» **DIRECTIONS FOR THIS TASK**:
Every record below should be printed exactly as given.

== RECORDS SUPPLIED

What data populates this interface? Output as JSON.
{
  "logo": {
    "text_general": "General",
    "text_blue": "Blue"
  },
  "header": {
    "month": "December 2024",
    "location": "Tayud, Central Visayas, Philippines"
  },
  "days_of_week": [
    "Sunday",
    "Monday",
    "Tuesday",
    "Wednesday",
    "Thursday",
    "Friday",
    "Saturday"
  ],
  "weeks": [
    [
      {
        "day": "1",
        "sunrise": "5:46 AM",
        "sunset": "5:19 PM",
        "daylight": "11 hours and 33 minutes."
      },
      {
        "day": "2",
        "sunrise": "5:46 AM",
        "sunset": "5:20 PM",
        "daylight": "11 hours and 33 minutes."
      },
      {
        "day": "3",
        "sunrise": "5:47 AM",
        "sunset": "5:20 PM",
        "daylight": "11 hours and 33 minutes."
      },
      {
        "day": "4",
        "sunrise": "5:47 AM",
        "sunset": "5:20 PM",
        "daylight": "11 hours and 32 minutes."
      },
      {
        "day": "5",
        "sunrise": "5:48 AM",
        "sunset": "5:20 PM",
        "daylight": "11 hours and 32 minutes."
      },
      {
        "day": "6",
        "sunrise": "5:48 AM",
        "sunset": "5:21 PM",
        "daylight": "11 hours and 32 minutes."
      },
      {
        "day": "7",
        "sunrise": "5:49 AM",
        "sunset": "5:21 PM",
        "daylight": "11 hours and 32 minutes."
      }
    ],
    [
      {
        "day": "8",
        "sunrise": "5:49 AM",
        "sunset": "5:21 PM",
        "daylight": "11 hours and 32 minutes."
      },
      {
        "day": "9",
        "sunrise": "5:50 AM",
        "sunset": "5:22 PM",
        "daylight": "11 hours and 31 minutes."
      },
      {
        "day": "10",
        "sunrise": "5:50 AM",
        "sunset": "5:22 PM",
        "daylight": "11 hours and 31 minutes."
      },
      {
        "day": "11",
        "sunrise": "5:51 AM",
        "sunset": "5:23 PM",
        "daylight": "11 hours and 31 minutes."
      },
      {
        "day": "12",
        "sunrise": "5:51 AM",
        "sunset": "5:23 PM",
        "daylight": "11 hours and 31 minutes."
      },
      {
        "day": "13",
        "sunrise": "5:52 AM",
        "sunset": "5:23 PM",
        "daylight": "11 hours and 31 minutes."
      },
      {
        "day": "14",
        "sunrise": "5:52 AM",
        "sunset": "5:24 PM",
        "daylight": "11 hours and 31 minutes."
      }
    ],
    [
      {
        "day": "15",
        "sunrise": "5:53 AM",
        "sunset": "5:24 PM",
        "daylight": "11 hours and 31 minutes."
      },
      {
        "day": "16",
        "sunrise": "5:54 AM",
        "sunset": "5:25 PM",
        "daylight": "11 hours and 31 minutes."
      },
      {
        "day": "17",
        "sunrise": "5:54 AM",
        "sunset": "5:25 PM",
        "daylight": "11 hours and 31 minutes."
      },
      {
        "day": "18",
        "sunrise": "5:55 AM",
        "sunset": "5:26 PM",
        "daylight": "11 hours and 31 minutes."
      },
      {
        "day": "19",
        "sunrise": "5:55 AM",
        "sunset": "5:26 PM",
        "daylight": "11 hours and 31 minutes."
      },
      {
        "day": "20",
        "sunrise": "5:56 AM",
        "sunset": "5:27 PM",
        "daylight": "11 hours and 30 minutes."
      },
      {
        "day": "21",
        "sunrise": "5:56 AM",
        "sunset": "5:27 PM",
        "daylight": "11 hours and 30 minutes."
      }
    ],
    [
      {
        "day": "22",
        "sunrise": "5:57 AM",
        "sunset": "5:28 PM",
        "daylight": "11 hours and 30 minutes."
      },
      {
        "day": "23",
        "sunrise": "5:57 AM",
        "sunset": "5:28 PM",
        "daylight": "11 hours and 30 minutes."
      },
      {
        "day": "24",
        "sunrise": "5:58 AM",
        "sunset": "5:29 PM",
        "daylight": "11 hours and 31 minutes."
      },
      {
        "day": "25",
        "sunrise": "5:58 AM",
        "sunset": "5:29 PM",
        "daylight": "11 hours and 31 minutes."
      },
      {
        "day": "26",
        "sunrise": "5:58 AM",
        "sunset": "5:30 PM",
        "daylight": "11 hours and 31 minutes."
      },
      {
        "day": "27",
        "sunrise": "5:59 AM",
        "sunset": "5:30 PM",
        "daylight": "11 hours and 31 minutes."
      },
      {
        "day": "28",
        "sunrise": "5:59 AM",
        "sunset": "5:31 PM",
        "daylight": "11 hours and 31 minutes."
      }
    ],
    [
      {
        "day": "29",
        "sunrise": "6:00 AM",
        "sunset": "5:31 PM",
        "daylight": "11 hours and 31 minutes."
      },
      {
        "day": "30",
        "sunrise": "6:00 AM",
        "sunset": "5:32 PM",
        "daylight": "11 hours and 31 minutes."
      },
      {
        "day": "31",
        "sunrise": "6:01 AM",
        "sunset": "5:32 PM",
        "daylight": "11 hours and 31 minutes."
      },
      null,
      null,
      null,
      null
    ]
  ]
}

====

» **RESULT FOR THIS EXERCISE**:
What data populates this interface? Output as JSON.
{
  "logo": {
    "text_general": "General",
    "text_blue": "Blue"
  },
  "header": {
    "month": "December 2024",
    "location": "Tayud, Central Visayas, Philippines"
  },
  "days_of_week": [
    "Sunday",
    "Monday",
    "Tuesday",
    "Wednesday",
    "Thursday",
    "Friday",
    "Saturday"
  ],
  "weeks": [
    [
      {
        "day": "1",
        "sunrise": "5:46 AM",
        "sunset": "5:19 PM",
        "daylight": "11 hours and 33 minutes."
      },
      {
        "day": "2",
        "sunrise": "5:46 AM",
        "sunset": "5:20 PM",
        "daylight": "11 hours and 33 minutes."
      },
      {
        "day": "3",
        "sunrise": "5:47 AM",
        "sunset": "5:20 PM",
        "daylight": "11 hours and 33 minutes."
      },
      {
        "day": "4",
        "sunrise": "5:47 AM",
        "sunset": "5:20 PM",
        "daylight": "11 hours and 32 minutes."
      },
      {
        "day": "5",
        "sunrise": "5:48 AM",
        "sunset": "5:20 PM",
        "daylight": "11 hours and 32 minutes."
      },
      {
        "day": "6",
        "sunrise": "5:48 AM",
        "sunset": "5:21 PM",
        "daylight": "11 hours and 32 minutes."
      },
      {
        "day": "7",
        "sunrise": "5:49 AM",
        "sunset": "5:21 PM",
        "daylight": "11 hours and 32 minutes."
      }
    ],
    [
      {
        "day": "8",
        "sunrise": "5:49 AM",
        "sunset": "5:21 PM",
        "daylight": "11 hours and 32 minutes."
      },
      {
        "day": "9",
        "sunrise": "5:50 AM",
        "sunset": "5:22 PM",
        "daylight": "11 hours and 31 minutes."
      },
      {
        "day": "10",
        "sunrise": "5:50 AM",
        "sunset": "5:22 PM",
        "daylight": "11 hours and 31 minutes."
      },
      {
        "day": "11",
        "sunrise": "5:51 AM",
        "sunset": "5:23 PM",
        "daylight": "11 hours and 31 minutes."
      },
      {
        "day": "12",
        "sunrise": "5:51 AM",
        "sunset": "5:23 PM",
        "daylight": "11 hours and 31 minutes."
      },
      {
        "day": "13",
        "sunrise": "5:52 AM",
        "sunset": "5:23 PM",
        "daylight": "11 hours and 31 minutes."
      },
      {
        "day": "14",
        "sunrise": "5:52 AM",
        "sunset": "5:24 PM",
        "daylight": "11 hours and 31 minutes."
      }
    ],
    [
      {
        "day": "15",
        "sunrise": "5:53 AM",
        "sunset": "5:24 PM",
        "daylight": "11 hours and 31 minutes."
      },
      {
        "day": "16",
        "sunrise": "5:54 AM",
        "sunset": "5:25 PM",
        "daylight": "11 hours and 31 minutes."
      },
      {
        "day": "17",
        "sunrise": "5:54 AM",
        "sunset": "5:25 PM",
        "daylight": "11 hours and 31 minutes."
      },
      {
        "day": "18",
        "sunrise": "5:55 AM",
        "sunset": "5:26 PM",
        "daylight": "11 hours and 31 minutes."
      },
      {
        "day": "19",
        "sunrise": "5:55 AM",
        "sunset": "5:26 PM",
        "daylight": "11 hours and 31 minutes."
      },
      {
        "day": "20",
        "sunrise": "5:56 AM",
        "sunset": "5:27 PM",
        "daylight": "11 hours and 30 minutes."
      },
      {
        "day": "21",
        "sunrise": "5:56 AM",
        "sunset": "5:27 PM",
        "daylight": "11 hours and 30 minutes."
      }
    ],
    [
      {
        "day": "22",
        "sunrise": "5:57 AM",
        "sunset": "5:28 PM",
        "daylight": "11 hours and 30 minutes."
      },
      {
        "day": "23",
        "sunrise": "5:57 AM",
        "sunset": "5:28 PM",
        "daylight": "11 hours and 30 minutes."
      },
      {
        "day": "24",
        "sunrise": "5:58 AM",
        "sunset": "5:29 PM",
        "daylight": "11 hours and 31 minutes."
      },
      {
        "day": "25",
        "sunrise": "5:58 AM",
        "sunset": "5:29 PM",
        "daylight": "11 hours and 31 minutes."
      },
      {
        "day": "26",
        "sunrise": "5:58 AM",
        "sunset": "5:30 PM",
        "daylight": "11 hours and 31 minutes."
      },
      {
        "day": "27",
        "sunrise": "5:59 AM",
        "sunset": "5:30 PM",
        "daylight": "11 hours and 31 minutes."
      },
      {
        "day": "28",
        "sunrise": "5:59 AM",
        "sunset": "5:31 PM",
        "daylight": "11 hours and 31 minutes."
      }
    ],
    [
      {
        "day": "29",
        "sunrise": "6:00 AM",
        "sunset": "5:31 PM",
        "daylight": "11 hours and 31 minutes."
      },
      {
        "day": "30",
        "sunrise": "6:00 AM",
        "sunset": "5:32 PM",
        "daylight": "11 hours and 31 minutes."
      },
      {
        "day": "31",
        "sunrise": "6:01 AM",
        "sunset": "5:32 PM",
        "daylight": "11 hours and 31 minutes."
      },
      null,
      null,
      null,
      null
    ]
  ]
}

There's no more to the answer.